THE EXERCISE: What number of lines contain the word "Zeit"? Reply with the number and nothing else.

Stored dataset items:
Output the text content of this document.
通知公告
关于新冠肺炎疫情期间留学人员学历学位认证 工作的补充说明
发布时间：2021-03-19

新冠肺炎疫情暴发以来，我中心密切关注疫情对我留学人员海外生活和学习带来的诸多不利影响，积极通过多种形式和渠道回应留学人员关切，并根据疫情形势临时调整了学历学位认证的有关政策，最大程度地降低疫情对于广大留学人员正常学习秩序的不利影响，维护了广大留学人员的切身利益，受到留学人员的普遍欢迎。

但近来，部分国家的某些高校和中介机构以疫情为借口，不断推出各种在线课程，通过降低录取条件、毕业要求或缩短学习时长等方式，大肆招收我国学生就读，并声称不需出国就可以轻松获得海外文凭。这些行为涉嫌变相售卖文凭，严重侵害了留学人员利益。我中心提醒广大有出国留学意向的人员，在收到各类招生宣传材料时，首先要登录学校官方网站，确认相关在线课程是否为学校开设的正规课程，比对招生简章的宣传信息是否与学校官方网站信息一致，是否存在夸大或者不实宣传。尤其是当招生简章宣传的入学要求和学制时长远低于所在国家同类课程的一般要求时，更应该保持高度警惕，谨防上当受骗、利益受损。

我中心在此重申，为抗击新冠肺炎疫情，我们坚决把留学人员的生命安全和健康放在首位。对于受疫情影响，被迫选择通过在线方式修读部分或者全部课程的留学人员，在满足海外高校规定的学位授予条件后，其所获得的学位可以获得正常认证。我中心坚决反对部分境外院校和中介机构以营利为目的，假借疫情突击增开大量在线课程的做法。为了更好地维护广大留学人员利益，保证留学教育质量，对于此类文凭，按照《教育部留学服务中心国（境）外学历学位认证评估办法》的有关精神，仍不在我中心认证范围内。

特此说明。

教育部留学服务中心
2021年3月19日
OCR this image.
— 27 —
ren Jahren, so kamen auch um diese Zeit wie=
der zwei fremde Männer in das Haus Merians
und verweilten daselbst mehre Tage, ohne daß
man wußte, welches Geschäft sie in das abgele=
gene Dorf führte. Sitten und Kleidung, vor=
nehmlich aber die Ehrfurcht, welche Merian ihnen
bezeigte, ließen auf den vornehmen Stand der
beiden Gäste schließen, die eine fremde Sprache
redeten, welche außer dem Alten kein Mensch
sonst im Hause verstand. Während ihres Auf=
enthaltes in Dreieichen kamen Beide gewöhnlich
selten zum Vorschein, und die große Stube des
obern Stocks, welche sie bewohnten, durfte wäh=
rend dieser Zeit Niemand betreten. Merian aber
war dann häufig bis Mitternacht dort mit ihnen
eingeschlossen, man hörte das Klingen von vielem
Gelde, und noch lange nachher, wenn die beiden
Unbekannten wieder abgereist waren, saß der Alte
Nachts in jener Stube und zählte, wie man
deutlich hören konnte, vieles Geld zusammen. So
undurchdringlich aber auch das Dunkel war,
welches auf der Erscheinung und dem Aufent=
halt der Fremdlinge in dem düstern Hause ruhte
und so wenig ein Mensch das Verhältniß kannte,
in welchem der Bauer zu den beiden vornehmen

WORKED SOLUTION: 2